→ **Written instruction**:
Retype the records that come next, word for word.

..........

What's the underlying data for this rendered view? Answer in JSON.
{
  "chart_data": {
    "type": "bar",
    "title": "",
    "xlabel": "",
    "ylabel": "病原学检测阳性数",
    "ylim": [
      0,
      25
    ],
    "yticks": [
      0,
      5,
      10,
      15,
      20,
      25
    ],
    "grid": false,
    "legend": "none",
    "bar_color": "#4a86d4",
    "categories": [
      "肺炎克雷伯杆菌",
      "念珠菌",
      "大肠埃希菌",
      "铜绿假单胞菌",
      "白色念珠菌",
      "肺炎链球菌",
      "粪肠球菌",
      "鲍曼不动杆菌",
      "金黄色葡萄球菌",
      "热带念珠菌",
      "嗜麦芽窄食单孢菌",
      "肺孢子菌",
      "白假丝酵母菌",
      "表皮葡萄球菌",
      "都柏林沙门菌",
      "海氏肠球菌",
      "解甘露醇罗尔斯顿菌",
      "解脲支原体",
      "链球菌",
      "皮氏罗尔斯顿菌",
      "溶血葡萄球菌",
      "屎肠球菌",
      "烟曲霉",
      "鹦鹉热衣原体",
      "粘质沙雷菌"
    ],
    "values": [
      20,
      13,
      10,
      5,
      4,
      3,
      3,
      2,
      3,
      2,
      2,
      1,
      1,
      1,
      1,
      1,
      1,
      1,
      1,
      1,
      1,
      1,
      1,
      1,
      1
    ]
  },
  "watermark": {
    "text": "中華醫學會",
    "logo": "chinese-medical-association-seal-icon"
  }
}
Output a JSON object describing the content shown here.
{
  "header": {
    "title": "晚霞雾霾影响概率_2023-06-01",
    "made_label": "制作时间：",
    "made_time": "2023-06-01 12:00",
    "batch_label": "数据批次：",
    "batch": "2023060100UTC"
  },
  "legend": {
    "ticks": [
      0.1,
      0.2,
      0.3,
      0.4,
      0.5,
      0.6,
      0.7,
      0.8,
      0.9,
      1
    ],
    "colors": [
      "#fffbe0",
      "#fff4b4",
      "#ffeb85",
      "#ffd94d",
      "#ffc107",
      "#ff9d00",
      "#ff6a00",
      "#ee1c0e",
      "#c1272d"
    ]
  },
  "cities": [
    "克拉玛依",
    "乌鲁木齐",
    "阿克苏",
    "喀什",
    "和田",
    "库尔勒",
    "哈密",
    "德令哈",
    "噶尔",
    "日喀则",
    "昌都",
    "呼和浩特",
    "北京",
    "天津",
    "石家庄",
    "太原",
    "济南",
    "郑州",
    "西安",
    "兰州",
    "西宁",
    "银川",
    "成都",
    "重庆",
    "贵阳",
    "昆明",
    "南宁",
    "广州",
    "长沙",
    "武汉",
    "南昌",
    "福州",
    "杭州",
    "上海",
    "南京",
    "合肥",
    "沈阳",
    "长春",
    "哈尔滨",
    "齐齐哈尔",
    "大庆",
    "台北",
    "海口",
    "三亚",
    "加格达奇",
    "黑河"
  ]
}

..........

→ **Final answer**:
What's the underlying data for this rendered view? Answer in JSON.
{
  "chart_data": {
    "type": "bar",
    "title": "",
    "xlabel": "",
    "ylabel": "病原学检测阳性数",
    "ylim": [
      0,
      25
    ],
    "yticks": [
      0,
      5,
      10,
      15,
      20,
      25
    ],
    "grid": false,
    "legend": "none",
    "bar_color": "#4a86d4",
    "categories": [
      "肺炎克雷伯杆菌",
      "念珠菌",
      "大肠埃希菌",
      "铜绿假单胞菌",
      "白色念珠菌",
      "肺炎链球菌",
      "粪肠球菌",
      "鲍曼不动杆菌",
      "金黄色葡萄球菌",
      "热带念珠菌",
      "嗜麦芽窄食单孢菌",
      "肺孢子菌",
      "白假丝酵母菌",
      "表皮葡萄球菌",
      "都柏林沙门菌",
      "海氏肠球菌",
      "解甘露醇罗尔斯顿菌",
      "解脲支原体",
      "链球菌",
      "皮氏罗尔斯顿菌",
      "溶血葡萄球菌",
      "屎肠球菌",
      "烟曲霉",
      "鹦鹉热衣原体",
      "粘质沙雷菌"
    ],
    "values": [
      20,
      13,
      10,
      5,
      4,
      3,
      3,
      2,
      3,
      2,
      2,
      1,
      1,
      1,
      1,
      1,
      1,
      1,
      1,
      1,
      1,
      1,
      1,
      1,
      1
    ]
  },
  "watermark": {
    "text": "中華醫學會",
    "logo": "chinese-medical-association-seal-icon"
  }
}
Output a JSON object describing the content shown here.
{
  "header": {
    "title": "晚霞雾霾影响概率_2023-06-01",
    "made_label": "制作时间：",
    "made_time": "2023-06-01 12:00",
    "batch_label": "数据批次：",
    "batch": "2023060100UTC"
  },
  "legend": {
    "ticks": [
      0.1,
      0.2,
      0.3,
      0.4,
      0.5,
      0.6,
      0.7,
      0.8,
      0.9,
      1
    ],
    "colors": [
      "#fffbe0",
      "#fff4b4",
      "#ffeb85",
      "#ffd94d",
      "#ffc107",
      "#ff9d00",
      "#ff6a00",
      "#ee1c0e",
      "#c1272d"
    ]
  },
  "cities": [
    "克拉玛依",
    "乌鲁木齐",
    "阿克苏",
    "喀什",
    "和田",
    "库尔勒",
    "哈密",
    "德令哈",
    "噶尔",
    "日喀则",
    "昌都",
    "呼和浩特",
    "北京",
    "天津",
    "石家庄",
    "太原",
    "济南",
    "郑州",
    "西安",
    "兰州",
    "西宁",
    "银川",
    "成都",
    "重庆",
    "贵阳",
    "昆明",
    "南宁",
    "广州",
    "长沙",
    "武汉",
    "南昌",
    "福州",
    "杭州",
    "上海",
    "南京",
    "合肥",
    "沈阳",
    "长春",
    "哈尔滨",
    "齐齐哈尔",
    "大庆",
    "台北",
    "海口",
    "三亚",
    "加格达奇",
    "黑河"
  ]
}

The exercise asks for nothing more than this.